(Dataset entries)
______
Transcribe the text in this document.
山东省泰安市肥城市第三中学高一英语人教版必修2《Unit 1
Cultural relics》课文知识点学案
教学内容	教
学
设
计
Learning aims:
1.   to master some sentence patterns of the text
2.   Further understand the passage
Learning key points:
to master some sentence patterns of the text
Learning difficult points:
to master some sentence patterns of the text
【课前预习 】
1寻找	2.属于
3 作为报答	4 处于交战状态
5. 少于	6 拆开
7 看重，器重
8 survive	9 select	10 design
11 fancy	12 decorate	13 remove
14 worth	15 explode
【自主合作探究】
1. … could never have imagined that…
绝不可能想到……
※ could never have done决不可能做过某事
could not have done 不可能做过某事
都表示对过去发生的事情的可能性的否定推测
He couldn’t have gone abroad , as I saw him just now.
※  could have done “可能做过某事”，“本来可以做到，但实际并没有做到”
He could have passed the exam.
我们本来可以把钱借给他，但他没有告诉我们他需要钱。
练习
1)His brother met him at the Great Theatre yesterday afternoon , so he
______
## Requirement
All of the entries must be written out exactly as they stand.

## Correct answer
Transcribe the text in this document.
山东省泰安市肥城市第三中学高一英语人教版必修2《Unit 1
Cultural relics》课文知识点学案
教学内容	教
学
设
计
Learning aims:
1.   to master some sentence patterns of the text
2.   Further understand the passage
Learning key points:
to master some sentence patterns of the text
Learning difficult points:
to master some sentence patterns of the text
【课前预习 】
1寻找	2.属于
3 作为报答	4 处于交战状态
5. 少于	6 拆开
7 看重，器重
8 survive	9 select	10 design
11 fancy	12 decorate	13 remove
14 worth	15 explode
【自主合作探究】
1. … could never have imagined that…
绝不可能想到……
※ could never have done决不可能做过某事
could not have done 不可能做过某事
都表示对过去发生的事情的可能性的否定推测
He couldn’t have gone abroad , as I saw him just now.
※  could have done “可能做过某事”，“本来可以做到，但实际并没有做到”
He could have passed the exam.
我们本来可以把钱借给他，但他没有告诉我们他需要钱。
练习
1)His brother met him at the Great Theatre yesterday afternoon , so he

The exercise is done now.